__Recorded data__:
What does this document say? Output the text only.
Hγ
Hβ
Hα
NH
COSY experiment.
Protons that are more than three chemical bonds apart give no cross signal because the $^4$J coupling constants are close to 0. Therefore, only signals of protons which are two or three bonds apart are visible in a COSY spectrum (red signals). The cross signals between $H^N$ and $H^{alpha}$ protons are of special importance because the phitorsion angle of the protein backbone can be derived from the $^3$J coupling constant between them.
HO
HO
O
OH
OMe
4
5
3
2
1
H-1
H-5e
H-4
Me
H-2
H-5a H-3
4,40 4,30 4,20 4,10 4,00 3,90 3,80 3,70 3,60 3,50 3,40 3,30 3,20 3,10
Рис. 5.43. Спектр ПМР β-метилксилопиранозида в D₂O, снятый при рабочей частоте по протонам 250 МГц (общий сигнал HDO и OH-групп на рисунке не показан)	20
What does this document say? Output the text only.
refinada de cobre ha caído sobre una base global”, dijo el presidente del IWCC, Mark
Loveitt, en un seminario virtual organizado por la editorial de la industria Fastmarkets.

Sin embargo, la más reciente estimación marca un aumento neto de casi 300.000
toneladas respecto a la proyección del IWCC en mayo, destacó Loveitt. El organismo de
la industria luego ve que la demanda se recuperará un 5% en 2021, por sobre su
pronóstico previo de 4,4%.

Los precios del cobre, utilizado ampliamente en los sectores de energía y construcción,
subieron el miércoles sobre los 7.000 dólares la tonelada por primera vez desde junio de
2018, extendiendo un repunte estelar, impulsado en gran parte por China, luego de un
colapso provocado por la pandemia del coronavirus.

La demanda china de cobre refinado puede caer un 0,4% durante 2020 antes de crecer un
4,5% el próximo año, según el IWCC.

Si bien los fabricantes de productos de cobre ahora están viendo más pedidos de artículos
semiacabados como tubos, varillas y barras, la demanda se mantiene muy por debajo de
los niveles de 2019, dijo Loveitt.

__What is being asked__: Copy out every line of the data in which the word "IWCC" is found.

__Solved exercise__:
refinada de cobre ha caído sobre una base global”, dijo el presidente del IWCC, Mark
toneladas respecto a la proyección del IWCC en mayo, destacó Loveitt. El organismo de
4,5% el próximo año, según el IWCC.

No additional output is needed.